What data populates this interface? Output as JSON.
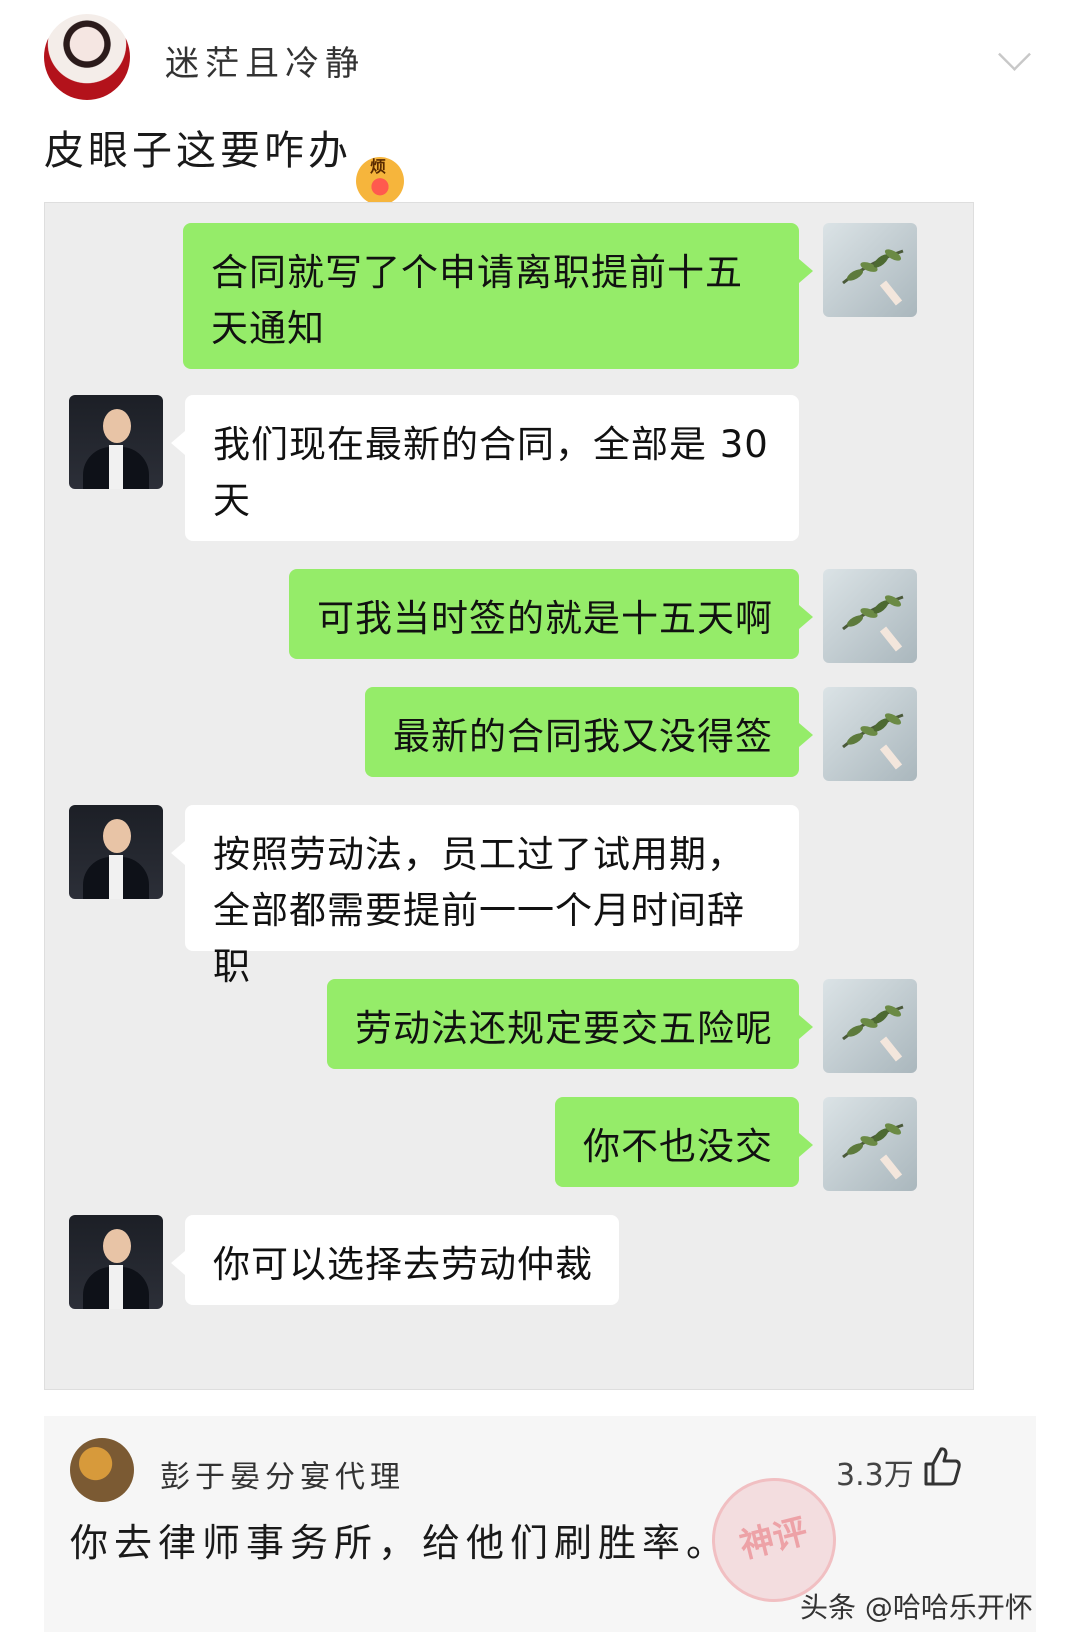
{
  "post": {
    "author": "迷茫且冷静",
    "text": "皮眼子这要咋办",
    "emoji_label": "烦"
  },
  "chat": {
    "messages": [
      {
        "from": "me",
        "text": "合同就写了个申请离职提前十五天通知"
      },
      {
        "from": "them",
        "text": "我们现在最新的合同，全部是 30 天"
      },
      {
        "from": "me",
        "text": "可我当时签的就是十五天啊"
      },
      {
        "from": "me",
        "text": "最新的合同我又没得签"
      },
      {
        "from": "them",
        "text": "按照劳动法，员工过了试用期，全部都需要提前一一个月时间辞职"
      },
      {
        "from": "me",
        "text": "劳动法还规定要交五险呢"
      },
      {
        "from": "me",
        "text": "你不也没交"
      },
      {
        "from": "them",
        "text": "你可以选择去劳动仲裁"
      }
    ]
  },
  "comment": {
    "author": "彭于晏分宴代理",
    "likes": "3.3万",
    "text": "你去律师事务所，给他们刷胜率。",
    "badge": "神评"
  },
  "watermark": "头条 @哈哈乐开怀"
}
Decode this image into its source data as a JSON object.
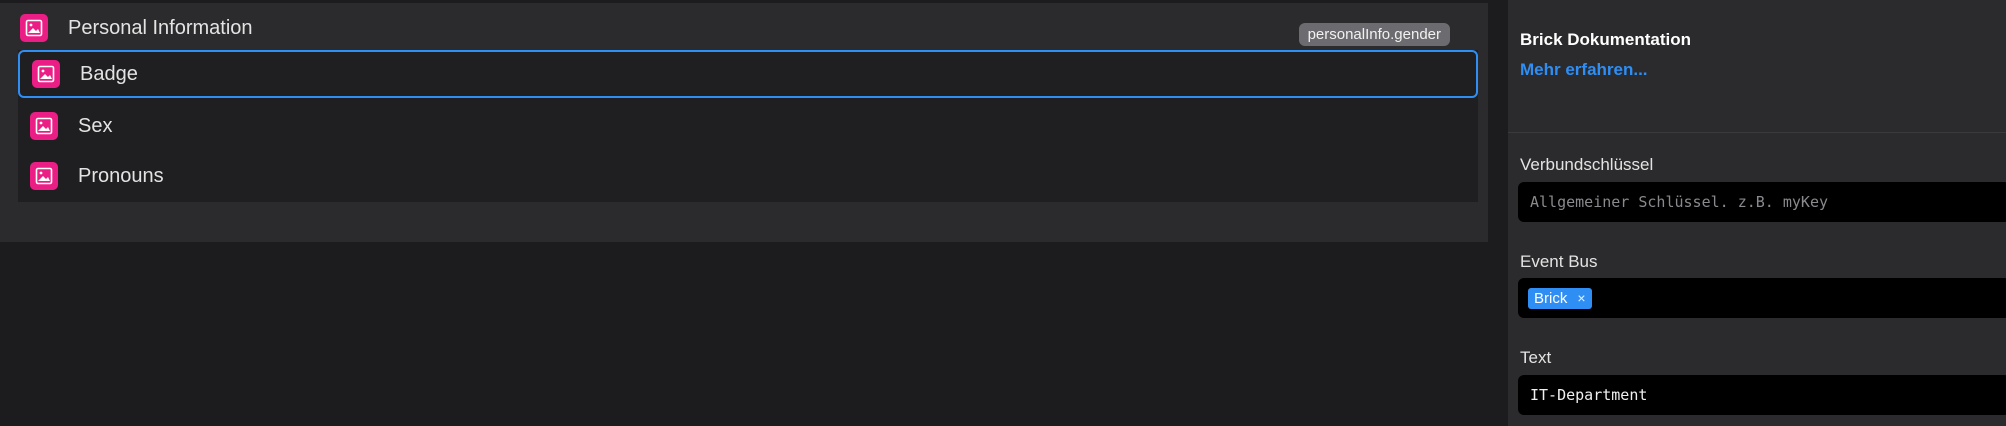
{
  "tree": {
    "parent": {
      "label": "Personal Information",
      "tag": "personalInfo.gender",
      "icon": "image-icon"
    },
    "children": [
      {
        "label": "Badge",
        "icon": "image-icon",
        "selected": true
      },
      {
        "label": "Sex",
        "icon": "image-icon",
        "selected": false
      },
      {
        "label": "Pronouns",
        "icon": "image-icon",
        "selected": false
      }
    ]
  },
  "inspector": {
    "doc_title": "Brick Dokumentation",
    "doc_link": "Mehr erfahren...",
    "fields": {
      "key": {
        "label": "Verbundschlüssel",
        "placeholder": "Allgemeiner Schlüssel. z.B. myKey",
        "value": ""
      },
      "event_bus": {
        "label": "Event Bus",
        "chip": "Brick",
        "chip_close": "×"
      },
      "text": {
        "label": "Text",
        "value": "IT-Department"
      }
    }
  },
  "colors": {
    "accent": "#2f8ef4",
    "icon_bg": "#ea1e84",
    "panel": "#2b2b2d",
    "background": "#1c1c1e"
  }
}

--

__BRIEF__
What is the number of lines in the records that contain the string "JSON"? Give only that number.

__EXERCISE RESULT__
2